Material provided.
»»
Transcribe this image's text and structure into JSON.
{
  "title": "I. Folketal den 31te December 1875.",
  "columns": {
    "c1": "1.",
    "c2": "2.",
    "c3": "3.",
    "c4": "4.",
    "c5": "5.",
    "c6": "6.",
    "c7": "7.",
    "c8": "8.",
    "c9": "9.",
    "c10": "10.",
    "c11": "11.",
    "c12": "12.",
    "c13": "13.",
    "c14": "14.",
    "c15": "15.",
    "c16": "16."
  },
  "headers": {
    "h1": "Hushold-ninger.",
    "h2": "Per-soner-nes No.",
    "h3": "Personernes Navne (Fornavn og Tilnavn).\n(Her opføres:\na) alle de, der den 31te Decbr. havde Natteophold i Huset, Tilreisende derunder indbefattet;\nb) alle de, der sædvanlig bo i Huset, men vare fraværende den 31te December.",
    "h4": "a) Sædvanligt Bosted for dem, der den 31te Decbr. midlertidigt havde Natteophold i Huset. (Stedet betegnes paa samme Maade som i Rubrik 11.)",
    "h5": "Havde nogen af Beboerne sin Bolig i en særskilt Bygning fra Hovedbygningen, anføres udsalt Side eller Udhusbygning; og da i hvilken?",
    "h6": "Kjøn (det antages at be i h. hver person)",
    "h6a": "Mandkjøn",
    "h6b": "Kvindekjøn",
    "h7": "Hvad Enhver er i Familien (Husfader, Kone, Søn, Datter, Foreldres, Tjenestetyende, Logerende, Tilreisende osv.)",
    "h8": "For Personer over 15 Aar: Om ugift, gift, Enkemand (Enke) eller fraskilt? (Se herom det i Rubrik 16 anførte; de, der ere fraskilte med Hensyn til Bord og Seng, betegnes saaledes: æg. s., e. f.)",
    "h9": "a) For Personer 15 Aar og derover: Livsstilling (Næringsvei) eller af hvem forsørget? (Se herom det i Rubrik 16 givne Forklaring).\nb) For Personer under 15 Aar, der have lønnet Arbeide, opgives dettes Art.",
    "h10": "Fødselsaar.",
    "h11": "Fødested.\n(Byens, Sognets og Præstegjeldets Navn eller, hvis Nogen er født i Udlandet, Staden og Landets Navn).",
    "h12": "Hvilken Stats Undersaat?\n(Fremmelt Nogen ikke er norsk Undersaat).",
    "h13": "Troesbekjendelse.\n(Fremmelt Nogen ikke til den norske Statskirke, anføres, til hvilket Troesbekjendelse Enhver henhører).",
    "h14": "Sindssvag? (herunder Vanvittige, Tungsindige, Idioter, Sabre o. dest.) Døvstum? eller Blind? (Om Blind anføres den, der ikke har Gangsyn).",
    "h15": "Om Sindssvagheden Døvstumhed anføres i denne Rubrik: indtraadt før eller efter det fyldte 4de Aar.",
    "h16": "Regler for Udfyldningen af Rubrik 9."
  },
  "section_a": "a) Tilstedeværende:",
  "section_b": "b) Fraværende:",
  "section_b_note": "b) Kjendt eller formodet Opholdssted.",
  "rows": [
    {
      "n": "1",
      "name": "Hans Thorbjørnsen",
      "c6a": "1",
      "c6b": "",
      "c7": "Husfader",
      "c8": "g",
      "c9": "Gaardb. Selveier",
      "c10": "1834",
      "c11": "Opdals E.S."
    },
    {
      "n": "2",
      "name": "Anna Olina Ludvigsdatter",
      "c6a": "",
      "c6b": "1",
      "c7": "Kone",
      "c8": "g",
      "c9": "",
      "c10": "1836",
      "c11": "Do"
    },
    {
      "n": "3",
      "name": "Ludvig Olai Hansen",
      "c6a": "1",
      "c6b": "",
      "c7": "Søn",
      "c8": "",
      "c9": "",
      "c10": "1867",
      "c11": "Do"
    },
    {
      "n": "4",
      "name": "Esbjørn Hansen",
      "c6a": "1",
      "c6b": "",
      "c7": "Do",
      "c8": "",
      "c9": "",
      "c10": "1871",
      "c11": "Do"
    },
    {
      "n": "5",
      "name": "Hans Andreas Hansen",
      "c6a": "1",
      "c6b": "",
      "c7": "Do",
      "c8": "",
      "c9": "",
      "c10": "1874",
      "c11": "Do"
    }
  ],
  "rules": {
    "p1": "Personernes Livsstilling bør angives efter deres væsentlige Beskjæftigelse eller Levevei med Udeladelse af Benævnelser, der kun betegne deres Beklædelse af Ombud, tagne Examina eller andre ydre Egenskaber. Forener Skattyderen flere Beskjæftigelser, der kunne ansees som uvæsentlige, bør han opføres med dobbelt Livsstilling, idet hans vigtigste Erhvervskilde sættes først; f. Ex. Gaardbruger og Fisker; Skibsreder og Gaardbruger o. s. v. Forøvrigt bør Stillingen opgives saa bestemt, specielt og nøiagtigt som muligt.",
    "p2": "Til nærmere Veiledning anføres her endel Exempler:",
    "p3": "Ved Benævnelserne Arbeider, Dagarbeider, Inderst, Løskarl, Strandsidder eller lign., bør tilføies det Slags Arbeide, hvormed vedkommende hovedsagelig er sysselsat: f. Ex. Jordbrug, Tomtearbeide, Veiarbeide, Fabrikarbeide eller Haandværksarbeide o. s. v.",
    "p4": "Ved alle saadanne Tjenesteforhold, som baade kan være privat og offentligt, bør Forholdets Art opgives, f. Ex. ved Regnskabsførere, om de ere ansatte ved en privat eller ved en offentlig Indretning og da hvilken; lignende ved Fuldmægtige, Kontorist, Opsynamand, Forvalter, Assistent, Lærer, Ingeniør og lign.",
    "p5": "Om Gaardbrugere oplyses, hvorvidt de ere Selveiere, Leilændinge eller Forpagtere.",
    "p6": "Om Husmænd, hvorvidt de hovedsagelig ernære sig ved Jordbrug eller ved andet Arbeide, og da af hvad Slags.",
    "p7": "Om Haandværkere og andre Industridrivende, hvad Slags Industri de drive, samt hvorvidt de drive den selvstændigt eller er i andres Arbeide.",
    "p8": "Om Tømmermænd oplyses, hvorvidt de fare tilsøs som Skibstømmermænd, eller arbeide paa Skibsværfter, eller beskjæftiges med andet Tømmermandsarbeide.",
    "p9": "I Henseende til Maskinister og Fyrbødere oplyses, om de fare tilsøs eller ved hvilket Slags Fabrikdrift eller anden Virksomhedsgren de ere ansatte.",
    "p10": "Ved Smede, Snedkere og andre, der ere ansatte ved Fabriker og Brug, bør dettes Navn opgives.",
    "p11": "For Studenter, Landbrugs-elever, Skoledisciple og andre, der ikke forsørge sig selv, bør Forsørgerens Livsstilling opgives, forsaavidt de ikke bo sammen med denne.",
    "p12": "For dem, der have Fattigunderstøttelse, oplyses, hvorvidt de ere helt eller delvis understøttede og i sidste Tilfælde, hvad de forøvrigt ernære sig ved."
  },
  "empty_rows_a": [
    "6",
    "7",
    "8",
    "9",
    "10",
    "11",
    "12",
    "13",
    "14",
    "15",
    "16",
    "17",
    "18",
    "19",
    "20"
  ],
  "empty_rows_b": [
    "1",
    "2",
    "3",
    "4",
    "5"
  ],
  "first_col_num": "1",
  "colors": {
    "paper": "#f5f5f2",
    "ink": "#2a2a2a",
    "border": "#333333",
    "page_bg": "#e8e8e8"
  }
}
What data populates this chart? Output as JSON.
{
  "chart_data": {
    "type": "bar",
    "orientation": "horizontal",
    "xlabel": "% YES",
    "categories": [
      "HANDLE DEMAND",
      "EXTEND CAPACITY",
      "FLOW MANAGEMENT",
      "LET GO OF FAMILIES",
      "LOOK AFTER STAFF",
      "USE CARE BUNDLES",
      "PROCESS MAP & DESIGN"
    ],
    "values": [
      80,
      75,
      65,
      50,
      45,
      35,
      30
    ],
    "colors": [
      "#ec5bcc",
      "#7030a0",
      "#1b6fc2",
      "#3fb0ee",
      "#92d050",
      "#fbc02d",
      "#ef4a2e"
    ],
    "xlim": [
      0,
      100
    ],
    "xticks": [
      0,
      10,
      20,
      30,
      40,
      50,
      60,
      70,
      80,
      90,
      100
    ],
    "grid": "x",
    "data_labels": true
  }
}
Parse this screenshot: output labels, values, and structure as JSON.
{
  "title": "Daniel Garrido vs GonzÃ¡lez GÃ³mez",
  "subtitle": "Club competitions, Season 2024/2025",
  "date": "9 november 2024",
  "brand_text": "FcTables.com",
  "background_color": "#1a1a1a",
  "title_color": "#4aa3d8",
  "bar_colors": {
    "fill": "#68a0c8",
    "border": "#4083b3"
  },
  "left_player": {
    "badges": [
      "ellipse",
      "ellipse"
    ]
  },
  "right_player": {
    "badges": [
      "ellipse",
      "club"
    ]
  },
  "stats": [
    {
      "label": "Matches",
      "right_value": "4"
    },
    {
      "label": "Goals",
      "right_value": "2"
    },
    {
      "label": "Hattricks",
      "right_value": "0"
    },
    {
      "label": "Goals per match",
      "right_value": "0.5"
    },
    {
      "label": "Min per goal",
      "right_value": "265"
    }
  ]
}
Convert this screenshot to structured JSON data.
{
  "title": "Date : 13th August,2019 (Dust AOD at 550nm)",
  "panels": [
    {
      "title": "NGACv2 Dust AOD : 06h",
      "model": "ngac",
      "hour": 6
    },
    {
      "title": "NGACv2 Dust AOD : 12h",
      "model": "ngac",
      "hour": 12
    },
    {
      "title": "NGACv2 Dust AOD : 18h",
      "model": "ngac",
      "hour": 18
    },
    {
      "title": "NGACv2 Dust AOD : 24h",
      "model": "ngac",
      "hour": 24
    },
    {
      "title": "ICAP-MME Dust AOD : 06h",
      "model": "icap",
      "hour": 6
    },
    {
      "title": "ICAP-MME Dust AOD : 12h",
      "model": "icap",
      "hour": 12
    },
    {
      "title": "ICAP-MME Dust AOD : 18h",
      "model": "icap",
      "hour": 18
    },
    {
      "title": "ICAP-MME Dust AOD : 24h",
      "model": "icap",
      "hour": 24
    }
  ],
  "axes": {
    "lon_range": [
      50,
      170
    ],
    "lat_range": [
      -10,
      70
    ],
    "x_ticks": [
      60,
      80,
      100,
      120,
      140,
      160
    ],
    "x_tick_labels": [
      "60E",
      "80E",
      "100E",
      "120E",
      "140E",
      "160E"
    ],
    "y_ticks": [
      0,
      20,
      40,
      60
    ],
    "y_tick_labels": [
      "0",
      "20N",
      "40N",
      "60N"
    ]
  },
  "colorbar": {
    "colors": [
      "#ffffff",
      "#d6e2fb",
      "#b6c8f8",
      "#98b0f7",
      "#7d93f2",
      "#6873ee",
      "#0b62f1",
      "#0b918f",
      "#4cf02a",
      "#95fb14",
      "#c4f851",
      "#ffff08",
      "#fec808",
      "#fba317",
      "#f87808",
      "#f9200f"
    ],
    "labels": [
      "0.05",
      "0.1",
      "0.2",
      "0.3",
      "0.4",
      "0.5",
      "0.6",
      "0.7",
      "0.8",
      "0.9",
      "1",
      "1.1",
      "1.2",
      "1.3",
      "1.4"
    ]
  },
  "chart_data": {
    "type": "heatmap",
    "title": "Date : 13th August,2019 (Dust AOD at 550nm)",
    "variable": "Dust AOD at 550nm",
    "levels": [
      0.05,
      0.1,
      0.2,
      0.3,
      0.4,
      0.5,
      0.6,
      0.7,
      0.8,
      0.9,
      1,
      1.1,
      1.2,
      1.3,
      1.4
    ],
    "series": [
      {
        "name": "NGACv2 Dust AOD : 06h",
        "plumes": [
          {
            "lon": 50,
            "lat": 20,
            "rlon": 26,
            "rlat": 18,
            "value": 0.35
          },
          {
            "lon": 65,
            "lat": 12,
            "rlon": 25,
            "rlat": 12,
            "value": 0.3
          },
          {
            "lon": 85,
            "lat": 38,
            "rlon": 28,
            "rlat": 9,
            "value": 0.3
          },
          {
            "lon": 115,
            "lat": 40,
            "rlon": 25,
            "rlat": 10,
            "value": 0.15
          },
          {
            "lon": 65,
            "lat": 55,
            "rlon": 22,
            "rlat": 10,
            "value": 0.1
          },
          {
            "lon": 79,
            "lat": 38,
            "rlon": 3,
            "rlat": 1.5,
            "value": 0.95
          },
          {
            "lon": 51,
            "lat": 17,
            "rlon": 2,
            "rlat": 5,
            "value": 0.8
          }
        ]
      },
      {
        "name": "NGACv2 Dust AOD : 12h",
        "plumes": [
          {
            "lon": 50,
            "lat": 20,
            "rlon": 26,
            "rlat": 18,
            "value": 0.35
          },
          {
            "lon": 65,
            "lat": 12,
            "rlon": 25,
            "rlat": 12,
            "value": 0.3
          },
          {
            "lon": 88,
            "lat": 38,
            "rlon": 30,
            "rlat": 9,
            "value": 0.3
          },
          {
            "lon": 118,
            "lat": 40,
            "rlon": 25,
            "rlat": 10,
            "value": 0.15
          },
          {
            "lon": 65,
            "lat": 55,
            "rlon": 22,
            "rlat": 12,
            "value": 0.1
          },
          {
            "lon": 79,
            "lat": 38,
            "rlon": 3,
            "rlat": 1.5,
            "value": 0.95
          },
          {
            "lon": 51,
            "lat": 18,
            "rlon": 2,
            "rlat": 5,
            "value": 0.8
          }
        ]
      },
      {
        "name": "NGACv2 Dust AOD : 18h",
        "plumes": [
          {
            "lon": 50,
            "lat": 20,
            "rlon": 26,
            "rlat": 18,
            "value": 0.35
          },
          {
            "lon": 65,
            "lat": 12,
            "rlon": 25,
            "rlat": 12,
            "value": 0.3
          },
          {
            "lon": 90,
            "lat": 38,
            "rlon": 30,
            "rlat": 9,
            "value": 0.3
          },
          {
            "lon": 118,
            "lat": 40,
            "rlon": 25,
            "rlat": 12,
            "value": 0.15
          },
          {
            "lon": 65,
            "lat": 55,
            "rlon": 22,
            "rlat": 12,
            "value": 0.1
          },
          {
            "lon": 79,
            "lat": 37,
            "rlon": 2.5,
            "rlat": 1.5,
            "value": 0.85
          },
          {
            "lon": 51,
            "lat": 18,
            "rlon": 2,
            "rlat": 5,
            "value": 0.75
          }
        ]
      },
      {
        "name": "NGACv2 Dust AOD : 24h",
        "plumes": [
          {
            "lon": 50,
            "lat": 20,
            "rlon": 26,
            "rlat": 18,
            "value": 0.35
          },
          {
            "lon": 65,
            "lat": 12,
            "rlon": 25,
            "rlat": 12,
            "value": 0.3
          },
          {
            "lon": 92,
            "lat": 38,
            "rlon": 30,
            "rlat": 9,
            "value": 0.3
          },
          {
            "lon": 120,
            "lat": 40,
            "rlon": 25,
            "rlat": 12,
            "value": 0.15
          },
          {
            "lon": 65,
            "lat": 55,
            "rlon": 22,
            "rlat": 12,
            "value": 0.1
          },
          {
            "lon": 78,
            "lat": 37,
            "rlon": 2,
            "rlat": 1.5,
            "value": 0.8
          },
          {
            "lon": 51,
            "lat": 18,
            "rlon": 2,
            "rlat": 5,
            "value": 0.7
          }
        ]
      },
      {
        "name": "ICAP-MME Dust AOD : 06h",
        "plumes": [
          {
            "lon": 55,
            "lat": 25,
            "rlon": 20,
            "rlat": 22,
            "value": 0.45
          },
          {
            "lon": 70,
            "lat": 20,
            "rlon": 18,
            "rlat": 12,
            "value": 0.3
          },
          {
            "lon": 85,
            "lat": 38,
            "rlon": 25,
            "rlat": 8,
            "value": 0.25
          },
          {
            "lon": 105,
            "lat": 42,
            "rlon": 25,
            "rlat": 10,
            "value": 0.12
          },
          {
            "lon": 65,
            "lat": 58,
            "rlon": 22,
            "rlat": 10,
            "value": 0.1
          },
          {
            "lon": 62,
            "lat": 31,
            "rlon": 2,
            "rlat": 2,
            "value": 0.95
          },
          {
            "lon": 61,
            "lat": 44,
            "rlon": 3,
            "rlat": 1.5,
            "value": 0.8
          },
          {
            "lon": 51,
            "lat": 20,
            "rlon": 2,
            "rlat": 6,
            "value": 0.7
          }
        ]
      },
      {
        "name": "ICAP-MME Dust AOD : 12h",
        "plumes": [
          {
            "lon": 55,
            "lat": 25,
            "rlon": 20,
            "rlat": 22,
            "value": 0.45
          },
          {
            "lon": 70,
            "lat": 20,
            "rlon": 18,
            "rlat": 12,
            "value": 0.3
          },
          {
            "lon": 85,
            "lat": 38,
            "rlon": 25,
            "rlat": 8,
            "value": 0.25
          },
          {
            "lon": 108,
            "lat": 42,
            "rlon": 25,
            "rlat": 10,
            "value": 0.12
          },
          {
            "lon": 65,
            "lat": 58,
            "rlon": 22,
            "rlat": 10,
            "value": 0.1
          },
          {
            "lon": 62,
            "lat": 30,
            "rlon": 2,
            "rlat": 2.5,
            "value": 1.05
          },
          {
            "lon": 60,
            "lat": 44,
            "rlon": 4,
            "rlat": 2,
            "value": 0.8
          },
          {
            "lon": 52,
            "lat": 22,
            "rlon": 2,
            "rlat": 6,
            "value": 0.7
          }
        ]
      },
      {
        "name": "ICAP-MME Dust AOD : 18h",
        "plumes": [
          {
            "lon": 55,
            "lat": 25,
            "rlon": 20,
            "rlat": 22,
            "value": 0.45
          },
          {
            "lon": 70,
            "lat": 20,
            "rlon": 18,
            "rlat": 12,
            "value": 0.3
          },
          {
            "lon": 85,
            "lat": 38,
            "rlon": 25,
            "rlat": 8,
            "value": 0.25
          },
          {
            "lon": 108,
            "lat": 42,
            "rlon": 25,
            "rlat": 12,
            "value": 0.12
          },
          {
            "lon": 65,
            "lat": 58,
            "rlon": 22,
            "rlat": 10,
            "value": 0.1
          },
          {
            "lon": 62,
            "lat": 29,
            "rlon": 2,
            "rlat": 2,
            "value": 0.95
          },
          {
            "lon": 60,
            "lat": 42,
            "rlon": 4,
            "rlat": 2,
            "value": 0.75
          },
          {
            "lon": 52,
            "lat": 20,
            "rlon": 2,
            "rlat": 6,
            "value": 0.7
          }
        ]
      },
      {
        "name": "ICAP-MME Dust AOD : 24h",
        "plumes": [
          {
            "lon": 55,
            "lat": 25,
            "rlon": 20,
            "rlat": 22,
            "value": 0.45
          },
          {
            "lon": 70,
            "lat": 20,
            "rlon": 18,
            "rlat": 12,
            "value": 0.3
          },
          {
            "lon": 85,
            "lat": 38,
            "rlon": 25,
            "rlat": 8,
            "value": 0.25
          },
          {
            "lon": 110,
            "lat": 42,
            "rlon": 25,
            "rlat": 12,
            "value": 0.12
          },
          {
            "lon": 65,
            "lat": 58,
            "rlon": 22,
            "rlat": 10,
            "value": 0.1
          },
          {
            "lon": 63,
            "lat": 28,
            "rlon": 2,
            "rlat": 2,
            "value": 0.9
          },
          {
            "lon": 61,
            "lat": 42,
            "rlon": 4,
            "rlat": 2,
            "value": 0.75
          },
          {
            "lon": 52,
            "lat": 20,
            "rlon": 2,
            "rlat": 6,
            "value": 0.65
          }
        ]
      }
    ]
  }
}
««
Given exercise. State how many lines of the listing include the word "hovedsagelig". Reply with the number alone.

Response to the exercise. 2